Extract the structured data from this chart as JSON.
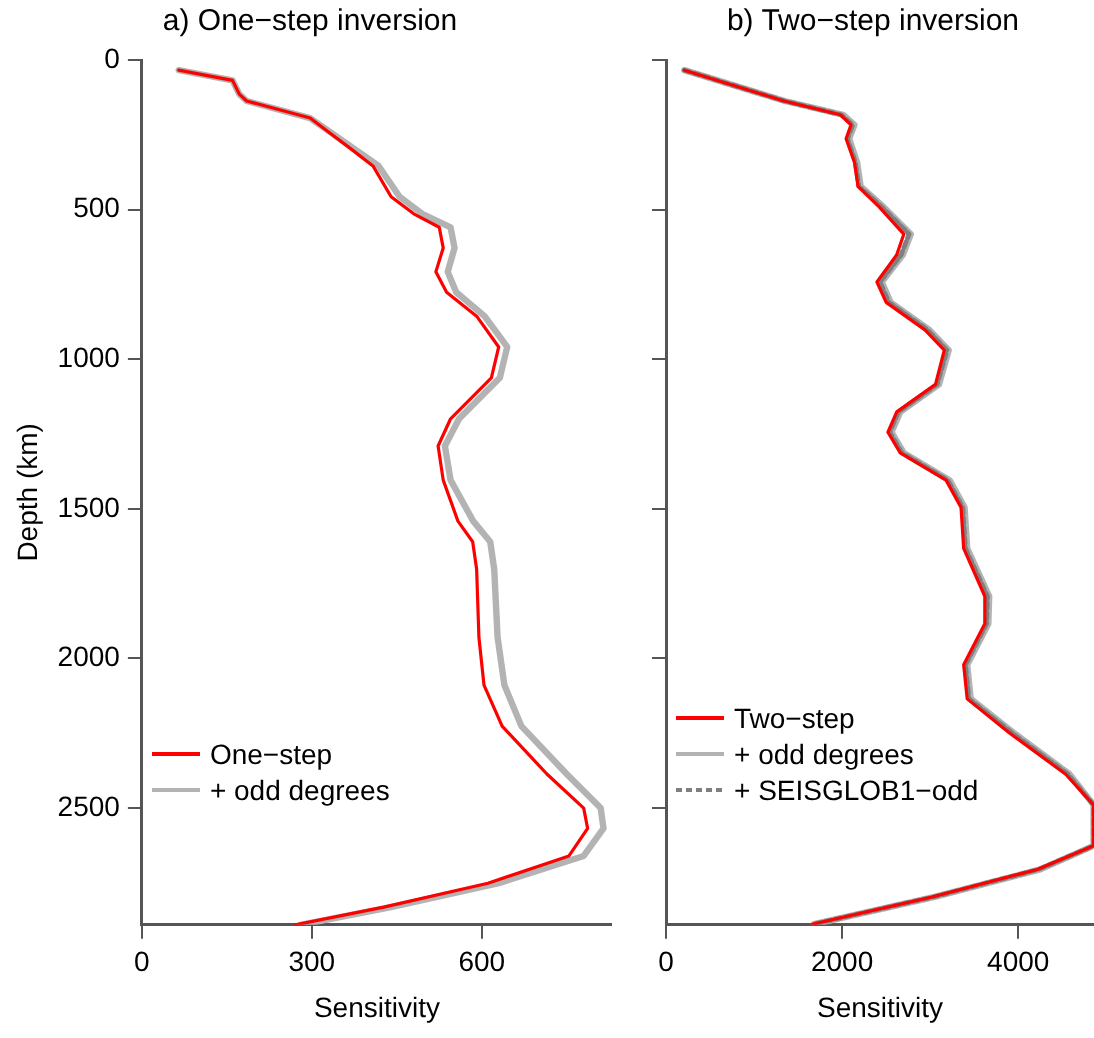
{
  "chart_data": [
    {
      "type": "line",
      "title": "a) One−step inversion",
      "xlabel": "Sensitivity",
      "ylabel": "Depth (km)",
      "xlim": [
        0,
        830
      ],
      "xticks": [
        0,
        300,
        600
      ],
      "ylim": [
        2890,
        0
      ],
      "yticks": [
        0,
        500,
        1000,
        1500,
        2000,
        2500
      ],
      "grid": false,
      "legend": "bottom left",
      "marker": "none",
      "series": [
        {
          "name": "One−step",
          "color": "#ff0000",
          "line_style": "solid",
          "x": [
            65,
            160,
            172,
            185,
            297,
            329,
            369,
            408,
            440,
            480,
            525,
            532,
            519,
            538,
            591,
            630,
            617,
            545,
            523,
            532,
            558,
            584,
            591,
            595,
            604,
            636,
            715,
            780,
            787,
            754,
            611,
            427,
            271
          ],
          "values": [
            34,
            68,
            114,
            137,
            194,
            240,
            297,
            354,
            457,
            514,
            559,
            628,
            708,
            776,
            856,
            959,
            1062,
            1199,
            1290,
            1404,
            1541,
            1610,
            1701,
            1929,
            2089,
            2226,
            2386,
            2500,
            2568,
            2660,
            2751,
            2831,
            2890
          ]
        },
        {
          "name": "+ odd degrees",
          "color": "#b3b3b3",
          "line_style": "solid",
          "x": [
            65,
            160,
            172,
            185,
            297,
            332,
            375,
            418,
            455,
            495,
            545,
            552,
            540,
            555,
            605,
            645,
            632,
            560,
            535,
            545,
            585,
            615,
            622,
            628,
            640,
            670,
            750,
            810,
            815,
            780,
            630,
            440,
            280
          ],
          "values": [
            34,
            68,
            114,
            137,
            194,
            240,
            297,
            354,
            457,
            514,
            559,
            628,
            708,
            776,
            856,
            959,
            1062,
            1199,
            1290,
            1404,
            1541,
            1610,
            1701,
            1929,
            2089,
            2226,
            2386,
            2500,
            2568,
            2660,
            2751,
            2831,
            2890
          ]
        }
      ]
    },
    {
      "type": "line",
      "title": "b) Two−step inversion",
      "xlabel": "Sensitivity",
      "xlim": [
        0,
        4860
      ],
      "xticks": [
        0,
        2000,
        4000
      ],
      "ylim": [
        2890,
        0
      ],
      "yticks": [
        0,
        500,
        1000,
        1500,
        2000,
        2500
      ],
      "tick_labels": "x",
      "grid": false,
      "legend": "bottom left",
      "marker": "none",
      "series": [
        {
          "name": "Two−step",
          "color": "#ff0000",
          "line_style": "solid",
          "x": [
            208,
            1340,
            1980,
            2100,
            2045,
            2140,
            2180,
            2420,
            2700,
            2620,
            2395,
            2500,
            2940,
            3160,
            3060,
            2620,
            2520,
            2660,
            3180,
            3350,
            3380,
            3620,
            3620,
            3380,
            3420,
            3900,
            4535,
            4855,
            4855,
            4215,
            3020,
            1660
          ],
          "values": [
            34,
            137,
            183,
            217,
            263,
            342,
            422,
            491,
            582,
            651,
            742,
            810,
            902,
            970,
            1084,
            1176,
            1244,
            1313,
            1404,
            1495,
            1632,
            1792,
            1884,
            2021,
            2135,
            2249,
            2386,
            2489,
            2626,
            2705,
            2797,
            2888
          ]
        },
        {
          "name": "+ odd degrees",
          "color": "#b3b3b3",
          "line_style": "solid",
          "x": [
            208,
            1350,
            2010,
            2140,
            2080,
            2170,
            2210,
            2470,
            2780,
            2690,
            2450,
            2550,
            2990,
            3210,
            3100,
            2660,
            2560,
            2700,
            3220,
            3390,
            3420,
            3670,
            3660,
            3420,
            3460,
            3950,
            4580,
            4855,
            4855,
            4250,
            3050,
            1680
          ],
          "values": [
            34,
            137,
            183,
            217,
            263,
            342,
            422,
            491,
            582,
            651,
            742,
            810,
            902,
            970,
            1084,
            1176,
            1244,
            1313,
            1404,
            1495,
            1632,
            1792,
            1884,
            2021,
            2135,
            2249,
            2386,
            2489,
            2626,
            2705,
            2797,
            2888
          ]
        },
        {
          "name": "+ SEISGLOB1−odd",
          "color": "#7f7f7f",
          "line_style": "dashed",
          "x": [
            208,
            1345,
            1990,
            2120,
            2060,
            2150,
            2190,
            2450,
            2760,
            2670,
            2430,
            2530,
            2970,
            3190,
            3080,
            2640,
            2540,
            2680,
            3200,
            3370,
            3400,
            3650,
            3640,
            3400,
            3440,
            3930,
            4560,
            4855,
            4855,
            4230,
            3035,
            1670
          ],
          "values": [
            34,
            137,
            183,
            217,
            263,
            342,
            422,
            491,
            582,
            651,
            742,
            810,
            902,
            970,
            1084,
            1176,
            1244,
            1313,
            1404,
            1495,
            1632,
            1792,
            1884,
            2021,
            2135,
            2249,
            2386,
            2489,
            2626,
            2705,
            2797,
            2888
          ]
        }
      ]
    }
  ]
}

» **WHAT YOU ARE ASKED TO DO**
Copy the data exactly. Any picture it contains is to be omitted.

» **REPLY TO THE EXERCISE**
Extract the structured data from this chart as JSON.
{
  "chart_data": [
    {
      "type": "line",
      "title": "a) One−step inversion",
      "xlabel": "Sensitivity",
      "ylabel": "Depth (km)",
      "xlim": [
        0,
        830
      ],
      "xticks": [
        0,
        300,
        600
      ],
      "ylim": [
        2890,
        0
      ],
      "yticks": [
        0,
        500,
        1000,
        1500,
        2000,
        2500
      ],
      "grid": false,
      "legend": "bottom left",
      "marker": "none",
      "series": [
        {
          "name": "One−step",
          "color": "#ff0000",
          "line_style": "solid",
          "x": [
            65,
            160,
            172,
            185,
            297,
            329,
            369,
            408,
            440,
            480,
            525,
            532,
            519,
            538,
            591,
            630,
            617,
            545,
            523,
            532,
            558,
            584,
            591,
            595,
            604,
            636,
            715,
            780,
            787,
            754,
            611,
            427,
            271
          ],
          "values": [
            34,
            68,
            114,
            137,
            194,
            240,
            297,
            354,
            457,
            514,
            559,
            628,
            708,
            776,
            856,
            959,
            1062,
            1199,
            1290,
            1404,
            1541,
            1610,
            1701,
            1929,
            2089,
            2226,
            2386,
            2500,
            2568,
            2660,
            2751,
            2831,
            2890
          ]
        },
        {
          "name": "+ odd degrees",
          "color": "#b3b3b3",
          "line_style": "solid",
          "x": [
            65,
            160,
            172,
            185,
            297,
            332,
            375,
            418,
            455,
            495,
            545,
            552,
            540,
            555,
            605,
            645,
            632,
            560,
            535,
            545,
            585,
            615,
            622,
            628,
            640,
            670,
            750,
            810,
            815,
            780,
            630,
            440,
            280
          ],
          "values": [
            34,
            68,
            114,
            137,
            194,
            240,
            297,
            354,
            457,
            514,
            559,
            628,
            708,
            776,
            856,
            959,
            1062,
            1199,
            1290,
            1404,
            1541,
            1610,
            1701,
            1929,
            2089,
            2226,
            2386,
            2500,
            2568,
            2660,
            2751,
            2831,
            2890
          ]
        }
      ]
    },
    {
      "type": "line",
      "title": "b) Two−step inversion",
      "xlabel": "Sensitivity",
      "xlim": [
        0,
        4860
      ],
      "xticks": [
        0,
        2000,
        4000
      ],
      "ylim": [
        2890,
        0
      ],
      "yticks": [
        0,
        500,
        1000,
        1500,
        2000,
        2500
      ],
      "tick_labels": "x",
      "grid": false,
      "legend": "bottom left",
      "marker": "none",
      "series": [
        {
          "name": "Two−step",
          "color": "#ff0000",
          "line_style": "solid",
          "x": [
            208,
            1340,
            1980,
            2100,
            2045,
            2140,
            2180,
            2420,
            2700,
            2620,
            2395,
            2500,
            2940,
            3160,
            3060,
            2620,
            2520,
            2660,
            3180,
            3350,
            3380,
            3620,
            3620,
            3380,
            3420,
            3900,
            4535,
            4855,
            4855,
            4215,
            3020,
            1660
          ],
          "values": [
            34,
            137,
            183,
            217,
            263,
            342,
            422,
            491,
            582,
            651,
            742,
            810,
            902,
            970,
            1084,
            1176,
            1244,
            1313,
            1404,
            1495,
            1632,
            1792,
            1884,
            2021,
            2135,
            2249,
            2386,
            2489,
            2626,
            2705,
            2797,
            2888
          ]
        },
        {
          "name": "+ odd degrees",
          "color": "#b3b3b3",
          "line_style": "solid",
          "x": [
            208,
            1350,
            2010,
            2140,
            2080,
            2170,
            2210,
            2470,
            2780,
            2690,
            2450,
            2550,
            2990,
            3210,
            3100,
            2660,
            2560,
            2700,
            3220,
            3390,
            3420,
            3670,
            3660,
            3420,
            3460,
            3950,
            4580,
            4855,
            4855,
            4250,
            3050,
            1680
          ],
          "values": [
            34,
            137,
            183,
            217,
            263,
            342,
            422,
            491,
            582,
            651,
            742,
            810,
            902,
            970,
            1084,
            1176,
            1244,
            1313,
            1404,
            1495,
            1632,
            1792,
            1884,
            2021,
            2135,
            2249,
            2386,
            2489,
            2626,
            2705,
            2797,
            2888
          ]
        },
        {
          "name": "+ SEISGLOB1−odd",
          "color": "#7f7f7f",
          "line_style": "dashed",
          "x": [
            208,
            1345,
            1990,
            2120,
            2060,
            2150,
            2190,
            2450,
            2760,
            2670,
            2430,
            2530,
            2970,
            3190,
            3080,
            2640,
            2540,
            2680,
            3200,
            3370,
            3400,
            3650,
            3640,
            3400,
            3440,
            3930,
            4560,
            4855,
            4855,
            4230,
            3035,
            1670
          ],
          "values": [
            34,
            137,
            183,
            217,
            263,
            342,
            422,
            491,
            582,
            651,
            742,
            810,
            902,
            970,
            1084,
            1176,
            1244,
            1313,
            1404,
            1495,
            1632,
            1792,
            1884,
            2021,
            2135,
            2249,
            2386,
            2489,
            2626,
            2705,
            2797,
            2888
          ]
        }
      ]
    }
  ]
}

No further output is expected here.